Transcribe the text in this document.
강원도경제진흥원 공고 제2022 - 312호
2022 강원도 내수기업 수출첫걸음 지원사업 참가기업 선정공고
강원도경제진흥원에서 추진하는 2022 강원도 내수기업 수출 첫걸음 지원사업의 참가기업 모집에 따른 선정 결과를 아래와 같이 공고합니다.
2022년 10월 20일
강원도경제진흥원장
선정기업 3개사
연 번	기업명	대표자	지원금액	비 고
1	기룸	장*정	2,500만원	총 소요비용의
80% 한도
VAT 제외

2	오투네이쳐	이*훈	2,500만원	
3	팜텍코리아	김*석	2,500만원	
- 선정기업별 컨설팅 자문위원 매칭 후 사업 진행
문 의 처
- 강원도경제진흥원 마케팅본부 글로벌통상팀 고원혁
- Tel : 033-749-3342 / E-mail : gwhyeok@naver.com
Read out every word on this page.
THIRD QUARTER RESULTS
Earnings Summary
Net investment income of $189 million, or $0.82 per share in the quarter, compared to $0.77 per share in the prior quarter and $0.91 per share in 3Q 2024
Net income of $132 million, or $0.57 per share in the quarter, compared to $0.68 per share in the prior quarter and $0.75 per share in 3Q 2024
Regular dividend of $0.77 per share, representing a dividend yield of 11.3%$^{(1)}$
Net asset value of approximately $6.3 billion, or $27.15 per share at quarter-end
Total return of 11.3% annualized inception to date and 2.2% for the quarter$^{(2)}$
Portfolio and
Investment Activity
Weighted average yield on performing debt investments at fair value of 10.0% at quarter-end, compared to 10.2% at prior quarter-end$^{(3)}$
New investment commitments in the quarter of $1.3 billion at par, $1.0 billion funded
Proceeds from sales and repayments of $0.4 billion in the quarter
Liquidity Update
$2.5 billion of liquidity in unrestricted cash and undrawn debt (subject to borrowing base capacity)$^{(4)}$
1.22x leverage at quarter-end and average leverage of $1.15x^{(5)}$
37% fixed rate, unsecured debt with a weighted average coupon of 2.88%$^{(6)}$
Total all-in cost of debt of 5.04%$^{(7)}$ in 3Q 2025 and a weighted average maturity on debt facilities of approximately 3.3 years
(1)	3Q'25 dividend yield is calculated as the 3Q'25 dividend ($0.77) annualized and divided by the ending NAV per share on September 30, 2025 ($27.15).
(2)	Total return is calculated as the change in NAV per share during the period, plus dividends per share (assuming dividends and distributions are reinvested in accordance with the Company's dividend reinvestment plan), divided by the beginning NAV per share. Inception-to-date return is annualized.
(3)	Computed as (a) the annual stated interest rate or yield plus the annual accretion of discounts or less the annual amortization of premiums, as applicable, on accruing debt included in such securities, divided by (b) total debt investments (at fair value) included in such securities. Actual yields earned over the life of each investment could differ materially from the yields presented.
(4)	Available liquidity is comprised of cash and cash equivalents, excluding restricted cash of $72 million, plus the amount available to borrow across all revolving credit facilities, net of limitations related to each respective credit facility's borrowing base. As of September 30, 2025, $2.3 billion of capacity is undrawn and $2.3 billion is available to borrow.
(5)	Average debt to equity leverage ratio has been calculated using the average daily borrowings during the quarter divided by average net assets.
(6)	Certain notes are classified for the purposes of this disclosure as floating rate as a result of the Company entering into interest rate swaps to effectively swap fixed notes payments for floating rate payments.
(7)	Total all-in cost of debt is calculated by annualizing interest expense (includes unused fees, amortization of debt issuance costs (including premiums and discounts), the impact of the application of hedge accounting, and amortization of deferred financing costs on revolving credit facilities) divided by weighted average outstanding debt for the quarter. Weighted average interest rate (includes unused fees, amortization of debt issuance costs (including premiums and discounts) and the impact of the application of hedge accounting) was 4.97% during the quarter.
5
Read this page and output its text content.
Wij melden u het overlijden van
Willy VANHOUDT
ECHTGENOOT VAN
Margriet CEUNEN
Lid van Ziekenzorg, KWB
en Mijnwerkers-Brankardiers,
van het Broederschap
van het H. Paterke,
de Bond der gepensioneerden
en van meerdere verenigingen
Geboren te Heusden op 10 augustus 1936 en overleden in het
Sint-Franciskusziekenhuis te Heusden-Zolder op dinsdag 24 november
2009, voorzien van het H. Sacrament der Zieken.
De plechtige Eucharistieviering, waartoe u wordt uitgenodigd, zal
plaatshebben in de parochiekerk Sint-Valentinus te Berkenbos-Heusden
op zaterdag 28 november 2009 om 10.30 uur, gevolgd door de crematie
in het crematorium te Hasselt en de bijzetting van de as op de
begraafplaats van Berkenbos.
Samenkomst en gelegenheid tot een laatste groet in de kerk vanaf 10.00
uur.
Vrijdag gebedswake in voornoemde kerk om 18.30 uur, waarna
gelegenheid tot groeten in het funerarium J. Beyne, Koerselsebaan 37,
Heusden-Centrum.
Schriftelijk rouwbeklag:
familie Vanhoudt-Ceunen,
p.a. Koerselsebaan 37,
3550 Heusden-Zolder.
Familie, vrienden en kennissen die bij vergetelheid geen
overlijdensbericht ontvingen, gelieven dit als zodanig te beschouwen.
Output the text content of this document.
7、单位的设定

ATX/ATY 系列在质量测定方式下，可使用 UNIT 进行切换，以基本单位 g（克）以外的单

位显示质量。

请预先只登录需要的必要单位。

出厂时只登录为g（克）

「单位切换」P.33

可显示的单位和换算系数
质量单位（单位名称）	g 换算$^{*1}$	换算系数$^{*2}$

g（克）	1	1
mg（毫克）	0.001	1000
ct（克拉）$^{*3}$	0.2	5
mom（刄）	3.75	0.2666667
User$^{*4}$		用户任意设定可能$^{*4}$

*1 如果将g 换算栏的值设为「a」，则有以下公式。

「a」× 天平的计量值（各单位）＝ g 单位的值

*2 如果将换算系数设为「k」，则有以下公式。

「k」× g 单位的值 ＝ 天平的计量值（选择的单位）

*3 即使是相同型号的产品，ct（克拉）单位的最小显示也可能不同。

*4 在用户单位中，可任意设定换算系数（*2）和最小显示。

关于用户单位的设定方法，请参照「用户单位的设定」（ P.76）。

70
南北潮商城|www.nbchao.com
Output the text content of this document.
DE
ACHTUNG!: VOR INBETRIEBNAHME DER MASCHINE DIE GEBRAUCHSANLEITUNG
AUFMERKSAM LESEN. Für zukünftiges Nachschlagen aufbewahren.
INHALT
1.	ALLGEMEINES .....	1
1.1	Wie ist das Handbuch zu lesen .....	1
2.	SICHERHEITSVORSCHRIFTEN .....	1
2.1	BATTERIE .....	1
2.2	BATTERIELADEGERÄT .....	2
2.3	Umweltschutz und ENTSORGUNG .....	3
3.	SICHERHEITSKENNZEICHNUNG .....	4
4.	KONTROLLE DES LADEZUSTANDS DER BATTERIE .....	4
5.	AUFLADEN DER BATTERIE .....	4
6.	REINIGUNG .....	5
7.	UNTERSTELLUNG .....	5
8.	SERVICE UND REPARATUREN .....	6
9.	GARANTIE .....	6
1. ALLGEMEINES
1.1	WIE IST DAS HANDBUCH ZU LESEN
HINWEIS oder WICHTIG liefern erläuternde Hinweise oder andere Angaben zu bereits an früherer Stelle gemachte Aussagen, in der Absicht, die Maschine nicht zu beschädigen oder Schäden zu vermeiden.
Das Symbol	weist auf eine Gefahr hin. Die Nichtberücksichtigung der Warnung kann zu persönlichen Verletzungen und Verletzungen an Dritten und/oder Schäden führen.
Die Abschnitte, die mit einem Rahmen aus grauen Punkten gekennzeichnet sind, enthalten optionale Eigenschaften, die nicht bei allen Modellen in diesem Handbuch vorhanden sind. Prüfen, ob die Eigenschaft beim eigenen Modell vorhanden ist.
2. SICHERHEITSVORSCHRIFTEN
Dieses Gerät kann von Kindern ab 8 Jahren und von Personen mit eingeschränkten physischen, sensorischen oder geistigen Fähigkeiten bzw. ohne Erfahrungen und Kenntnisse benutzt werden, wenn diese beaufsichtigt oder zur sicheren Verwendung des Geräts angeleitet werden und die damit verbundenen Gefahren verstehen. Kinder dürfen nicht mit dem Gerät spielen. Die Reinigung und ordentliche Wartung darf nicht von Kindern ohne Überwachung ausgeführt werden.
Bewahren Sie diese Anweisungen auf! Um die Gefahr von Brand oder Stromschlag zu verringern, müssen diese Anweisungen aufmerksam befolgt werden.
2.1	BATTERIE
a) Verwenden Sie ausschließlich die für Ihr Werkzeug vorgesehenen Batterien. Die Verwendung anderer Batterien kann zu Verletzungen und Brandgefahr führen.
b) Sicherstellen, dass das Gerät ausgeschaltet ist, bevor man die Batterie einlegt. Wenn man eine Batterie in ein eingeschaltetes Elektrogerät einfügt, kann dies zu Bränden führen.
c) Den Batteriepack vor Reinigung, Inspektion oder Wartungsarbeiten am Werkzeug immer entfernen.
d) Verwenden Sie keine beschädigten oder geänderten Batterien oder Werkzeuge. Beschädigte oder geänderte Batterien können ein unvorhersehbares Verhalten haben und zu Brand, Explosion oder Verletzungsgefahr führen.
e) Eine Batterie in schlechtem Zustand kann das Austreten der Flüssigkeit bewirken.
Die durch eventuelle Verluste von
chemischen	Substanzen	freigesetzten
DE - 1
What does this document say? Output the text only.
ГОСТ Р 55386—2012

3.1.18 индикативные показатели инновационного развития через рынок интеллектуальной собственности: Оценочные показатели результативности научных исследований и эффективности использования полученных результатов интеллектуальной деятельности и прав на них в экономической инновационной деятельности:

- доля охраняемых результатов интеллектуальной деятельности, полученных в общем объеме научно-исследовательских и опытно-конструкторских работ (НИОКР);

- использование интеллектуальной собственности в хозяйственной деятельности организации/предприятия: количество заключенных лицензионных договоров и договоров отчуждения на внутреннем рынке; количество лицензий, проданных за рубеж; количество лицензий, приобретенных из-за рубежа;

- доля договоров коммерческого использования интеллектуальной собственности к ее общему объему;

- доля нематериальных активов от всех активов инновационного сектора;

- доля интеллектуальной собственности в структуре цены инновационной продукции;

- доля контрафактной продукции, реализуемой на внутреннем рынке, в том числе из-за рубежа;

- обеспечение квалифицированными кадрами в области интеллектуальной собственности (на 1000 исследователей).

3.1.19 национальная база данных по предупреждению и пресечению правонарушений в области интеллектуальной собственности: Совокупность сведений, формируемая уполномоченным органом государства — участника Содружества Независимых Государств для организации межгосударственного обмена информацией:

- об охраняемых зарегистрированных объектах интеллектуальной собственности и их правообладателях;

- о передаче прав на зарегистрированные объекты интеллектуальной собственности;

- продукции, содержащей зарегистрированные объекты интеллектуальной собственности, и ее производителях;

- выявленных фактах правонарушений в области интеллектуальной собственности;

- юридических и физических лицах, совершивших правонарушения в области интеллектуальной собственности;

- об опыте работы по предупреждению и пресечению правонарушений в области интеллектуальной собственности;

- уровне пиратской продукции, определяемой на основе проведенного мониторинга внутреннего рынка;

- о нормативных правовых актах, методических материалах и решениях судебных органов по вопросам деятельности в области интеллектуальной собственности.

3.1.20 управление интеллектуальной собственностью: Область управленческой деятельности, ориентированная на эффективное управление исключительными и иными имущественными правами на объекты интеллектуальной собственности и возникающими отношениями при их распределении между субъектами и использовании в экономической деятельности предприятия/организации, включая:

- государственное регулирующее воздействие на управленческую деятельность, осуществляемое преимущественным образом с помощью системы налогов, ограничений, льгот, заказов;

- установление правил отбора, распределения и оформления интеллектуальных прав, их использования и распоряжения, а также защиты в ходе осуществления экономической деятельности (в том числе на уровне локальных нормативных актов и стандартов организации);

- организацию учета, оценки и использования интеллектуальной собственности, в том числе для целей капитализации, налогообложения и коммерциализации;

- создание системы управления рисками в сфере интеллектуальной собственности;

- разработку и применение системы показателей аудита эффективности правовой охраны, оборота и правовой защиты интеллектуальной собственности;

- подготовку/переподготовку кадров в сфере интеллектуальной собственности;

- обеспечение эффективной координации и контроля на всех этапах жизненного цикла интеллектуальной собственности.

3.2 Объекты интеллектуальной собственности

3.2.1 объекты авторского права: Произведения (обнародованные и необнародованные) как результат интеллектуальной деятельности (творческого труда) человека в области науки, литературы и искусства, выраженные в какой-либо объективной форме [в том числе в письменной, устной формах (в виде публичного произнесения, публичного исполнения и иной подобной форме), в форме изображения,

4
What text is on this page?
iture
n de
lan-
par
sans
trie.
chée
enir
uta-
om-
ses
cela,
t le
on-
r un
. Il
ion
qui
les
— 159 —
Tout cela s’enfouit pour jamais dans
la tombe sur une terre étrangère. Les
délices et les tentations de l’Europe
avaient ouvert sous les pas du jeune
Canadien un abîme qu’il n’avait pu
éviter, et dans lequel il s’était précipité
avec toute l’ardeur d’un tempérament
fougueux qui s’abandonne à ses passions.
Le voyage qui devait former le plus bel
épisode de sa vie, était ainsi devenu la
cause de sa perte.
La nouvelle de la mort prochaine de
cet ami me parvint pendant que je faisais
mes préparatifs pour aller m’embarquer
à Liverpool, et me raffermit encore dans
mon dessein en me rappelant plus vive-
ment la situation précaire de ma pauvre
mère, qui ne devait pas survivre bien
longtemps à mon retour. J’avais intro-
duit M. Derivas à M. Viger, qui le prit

* [WHAT YOU ARE ASKED TO DO]: Go through the entries and return each line where the word "правонарушений" appears.

* [EXERCISE RESULT]:
3.1.19 национальная база данных по предупреждению и пресечению правонарушений в области интеллектуальной собственности: Совокупность сведений, формируемая уполномоченным органом государства — участника Содружества Независимых Государств для организации межгосударственного обмена информацией:
- выявленных фактах правонарушений в области интеллектуальной собственности;
- об опыте работы по предупреждению и пресечению правонарушений в области интеллектуальной собственности;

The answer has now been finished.